··· Records provided ···

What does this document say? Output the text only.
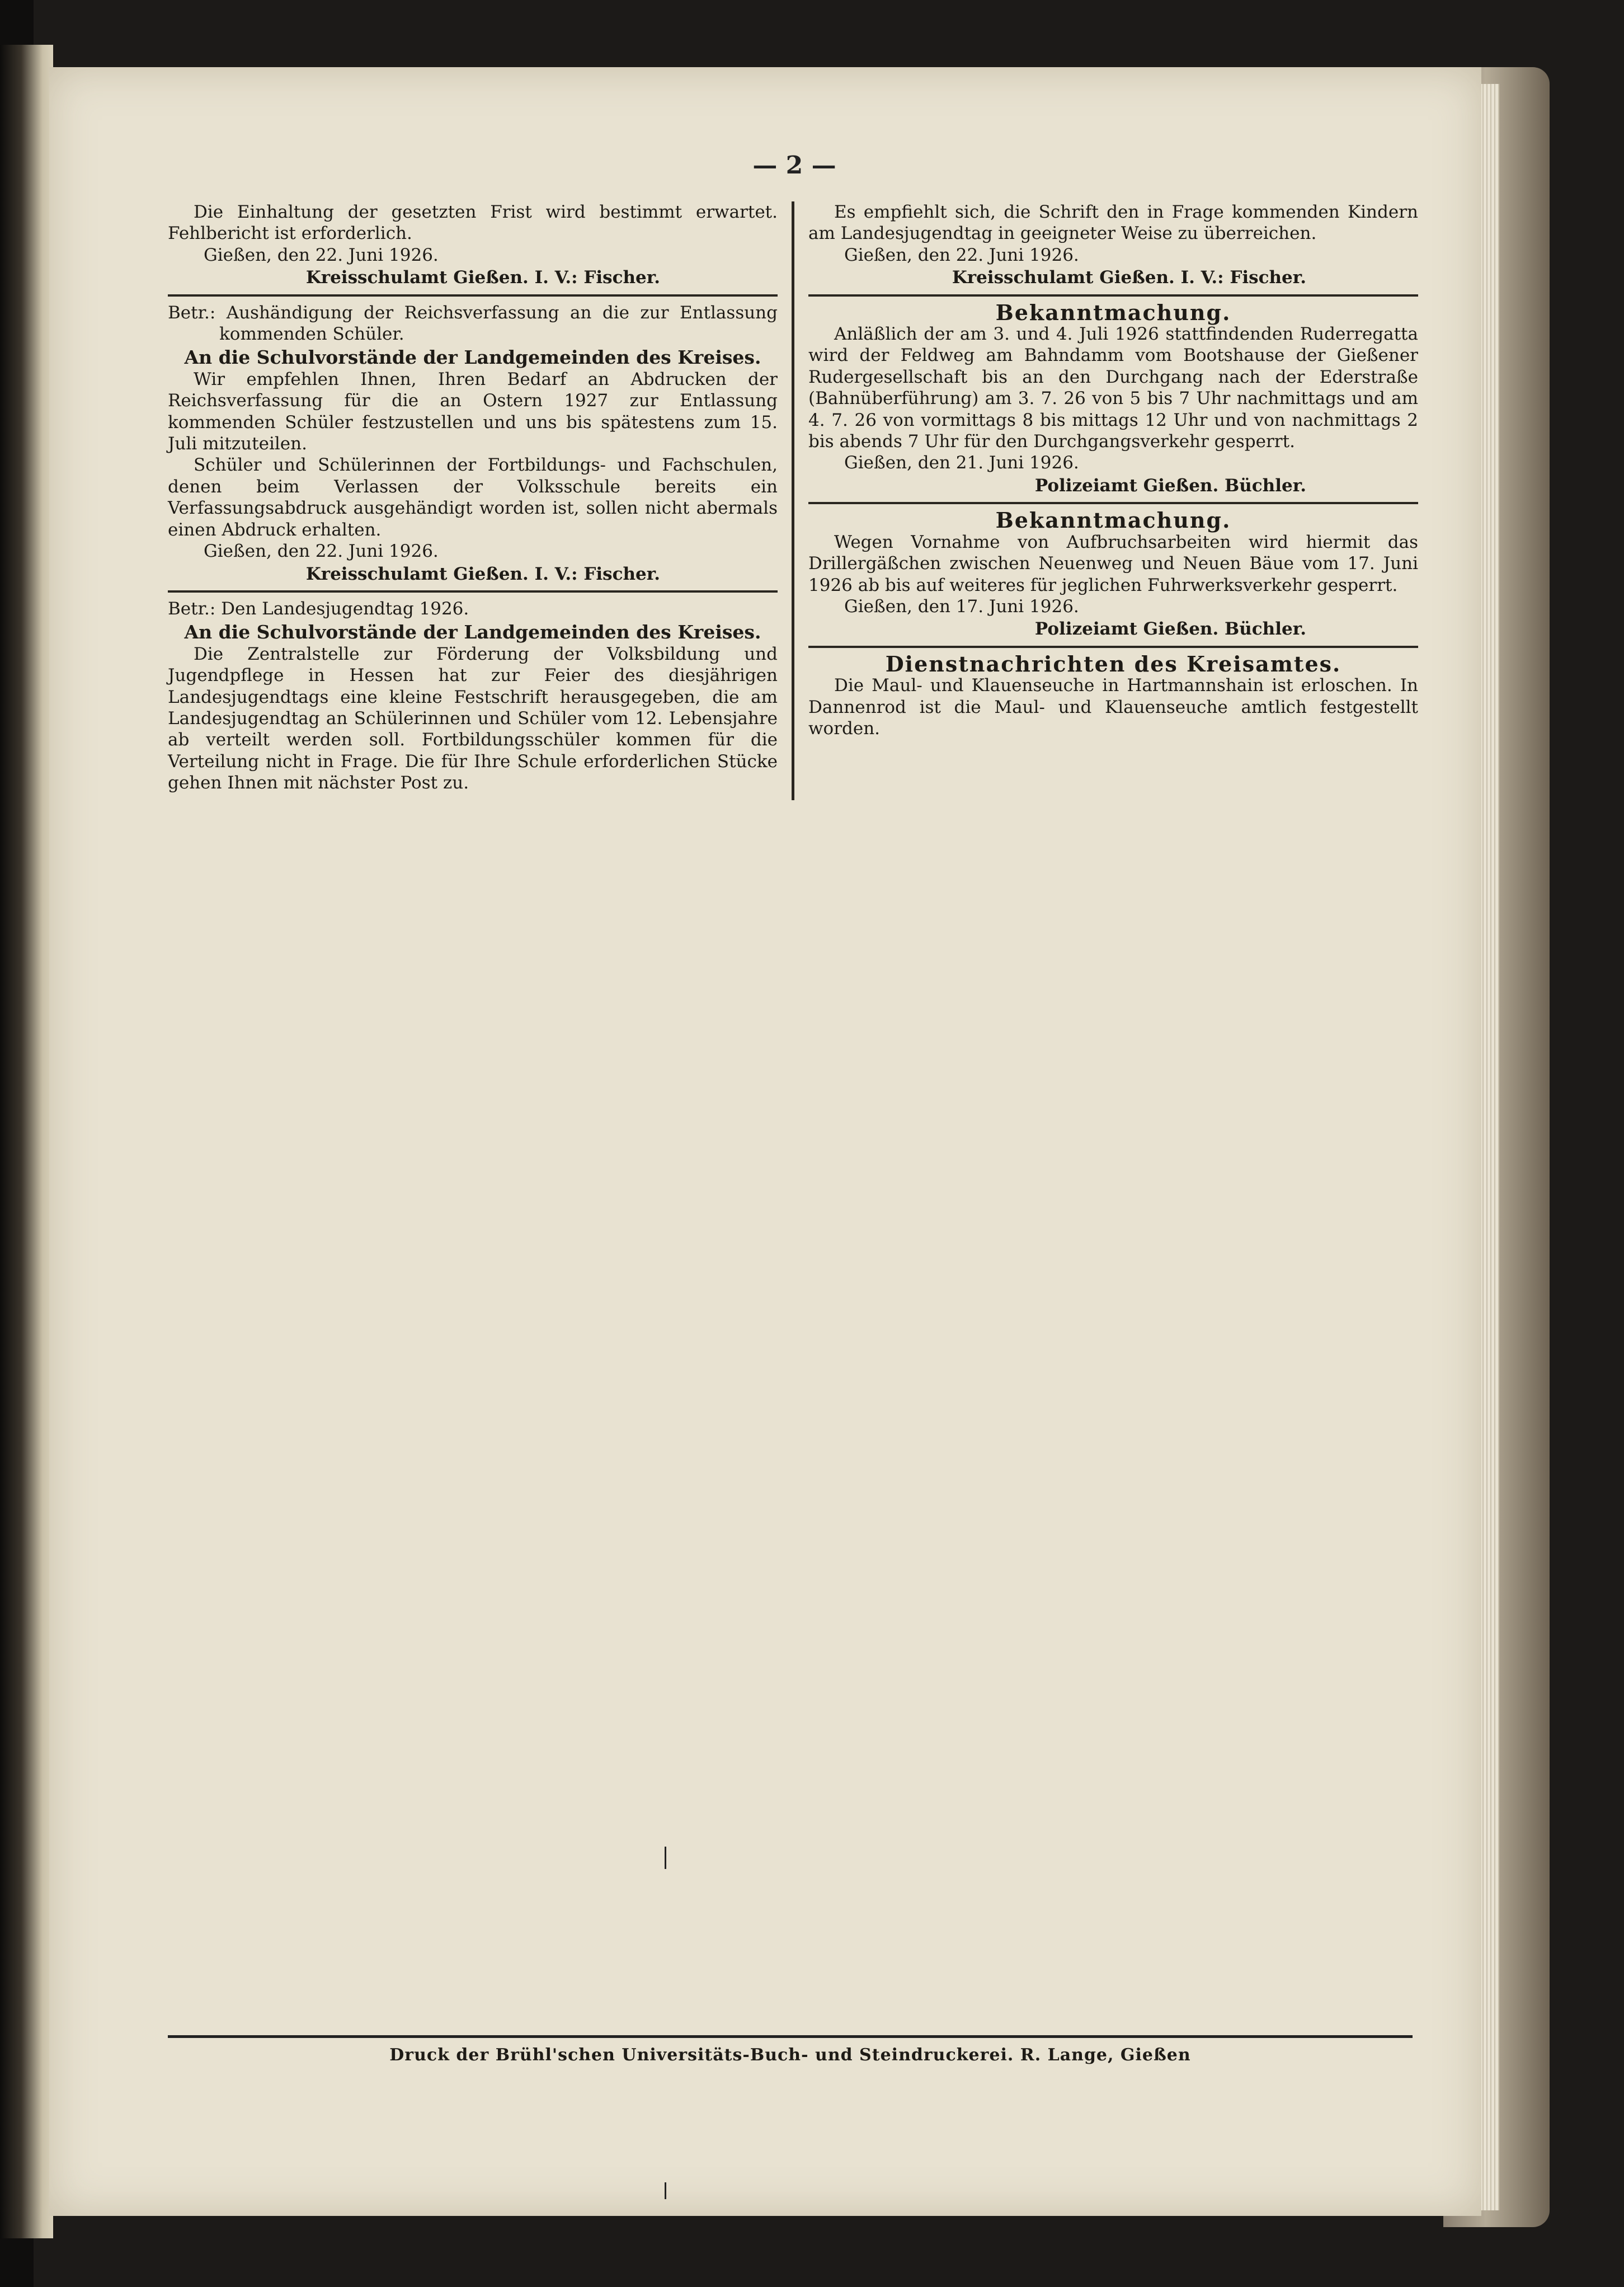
— 2 —

Die Einhaltung der gesetzten Frist wird bestimmt erwartet. Fehlbericht ist erforderlich.

Gießen, den 22. Juni 1926.

Kreisschulamt Gießen. I. V.: Fischer.

Betr.: Aushändigung der Reichsverfassung an die zur Entlassung kommenden Schüler.

An die Schulvorstände der Landgemeinden des Kreises.

Wir empfehlen Ihnen, Ihren Bedarf an Abdrucken der Reichsverfassung für die an Ostern 1927 zur Entlassung kommenden Schüler festzustellen und uns bis spätestens zum 15. Juli mitzuteilen.

Schüler und Schülerinnen der Fortbildungs- und Fachschulen, denen beim Verlassen der Volksschule bereits ein Verfassungsabdruck ausgehändigt worden ist, sollen nicht abermals einen Abdruck erhalten.

Gießen, den 22. Juni 1926.

Kreisschulamt Gießen. I. V.: Fischer.

Betr.: Den Landesjugendtag 1926.

An die Schulvorstände der Landgemeinden des Kreises.

Die Zentralstelle zur Förderung der Volksbildung und Jugendpflege in Hessen hat zur Feier des diesjährigen Landesjugendtags eine kleine Festschrift herausgegeben, die am Landesjugendtag an Schülerinnen und Schüler vom 12. Lebensjahre ab verteilt werden soll. Fortbildungsschüler kommen für die Verteilung nicht in Frage. Die für Ihre Schule erforderlichen Stücke gehen Ihnen mit nächster Post zu.

Es empfiehlt sich, die Schrift den in Frage kommenden Kindern am Landesjugendtag in geeigneter Weise zu überreichen.

Gießen, den 22. Juni 1926.

Kreisschulamt Gießen. I. V.: Fischer.

Bekanntmachung.

Anläßlich der am 3. und 4. Juli 1926 stattfindenden Ruderregatta wird der Feldweg am Bahndamm vom Bootshause der Gießener Rudergesellschaft bis an den Durchgang nach der Ederstraße (Bahnüberführung) am 3. 7. 26 von 5 bis 7 Uhr nachmittags und am 4. 7. 26 von vormittags 8 bis mittags 12 Uhr und von nachmittags 2 bis abends 7 Uhr für den Durchgangsverkehr gesperrt.

Gießen, den 21. Juni 1926.

Polizeiamt Gießen. Büchler.

Bekanntmachung.

Wegen Vornahme von Aufbruchsarbeiten wird hiermit das Drillergäßchen zwischen Neuenweg und Neuen Bäue vom 17. Juni 1926 ab bis auf weiteres für jeglichen Fuhrwerksverkehr gesperrt.

Gießen, den 17. Juni 1926.

Polizeiamt Gießen. Büchler.

Dienstnachrichten des Kreisamtes.

Die Maul- und Klauenseuche in Hartmannshain ist erloschen. In Dannenrod ist die Maul- und Klauenseuche amtlich festgestellt worden.

Druck der Brühl'schen Universitäts-Buch- und Steindruckerei. R. Lange, Gießen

···

Problem statement
Extract the full listing exactly, with the pictures left out.

Solution for this problem
What does this document say? Output the text only.
— 2 —

Die Einhaltung der gesetzten Frist wird bestimmt erwartet. Fehlbericht ist erforderlich.

Gießen, den 22. Juni 1926.

Kreisschulamt Gießen. I. V.: Fischer.

Betr.: Aushändigung der Reichsverfassung an die zur Entlassung kommenden Schüler.

An die Schulvorstände der Landgemeinden des Kreises.

Wir empfehlen Ihnen, Ihren Bedarf an Abdrucken der Reichsverfassung für die an Ostern 1927 zur Entlassung kommenden Schüler festzustellen und uns bis spätestens zum 15. Juli mitzuteilen.

Schüler und Schülerinnen der Fortbildungs- und Fachschulen, denen beim Verlassen der Volksschule bereits ein Verfassungsabdruck ausgehändigt worden ist, sollen nicht abermals einen Abdruck erhalten.

Gießen, den 22. Juni 1926.

Kreisschulamt Gießen. I. V.: Fischer.

Betr.: Den Landesjugendtag 1926.

An die Schulvorstände der Landgemeinden des Kreises.

Die Zentralstelle zur Förderung der Volksbildung und Jugendpflege in Hessen hat zur Feier des diesjährigen Landesjugendtags eine kleine Festschrift herausgegeben, die am Landesjugendtag an Schülerinnen und Schüler vom 12. Lebensjahre ab verteilt werden soll. Fortbildungsschüler kommen für die Verteilung nicht in Frage. Die für Ihre Schule erforderlichen Stücke gehen Ihnen mit nächster Post zu.

Es empfiehlt sich, die Schrift den in Frage kommenden Kindern am Landesjugendtag in geeigneter Weise zu überreichen.

Gießen, den 22. Juni 1926.

Kreisschulamt Gießen. I. V.: Fischer.

Bekanntmachung.

Anläßlich der am 3. und 4. Juli 1926 stattfindenden Ruderregatta wird der Feldweg am Bahndamm vom Bootshause der Gießener Rudergesellschaft bis an den Durchgang nach der Ederstraße (Bahnüberführung) am 3. 7. 26 von 5 bis 7 Uhr nachmittags und am 4. 7. 26 von vormittags 8 bis mittags 12 Uhr und von nachmittags 2 bis abends 7 Uhr für den Durchgangsverkehr gesperrt.

Gießen, den 21. Juni 1926.

Polizeiamt Gießen. Büchler.

Bekanntmachung.

Wegen Vornahme von Aufbruchsarbeiten wird hiermit das Drillergäßchen zwischen Neuenweg und Neuen Bäue vom 17. Juni 1926 ab bis auf weiteres für jeglichen Fuhrwerksverkehr gesperrt.

Gießen, den 17. Juni 1926.

Polizeiamt Gießen. Büchler.

Dienstnachrichten des Kreisamtes.

Die Maul- und Klauenseuche in Hartmannshain ist erloschen. In Dannenrod ist die Maul- und Klauenseuche amtlich festgestellt worden.

Druck der Brühl'schen Universitäts-Buch- und Steindruckerei. R. Lange, Gießen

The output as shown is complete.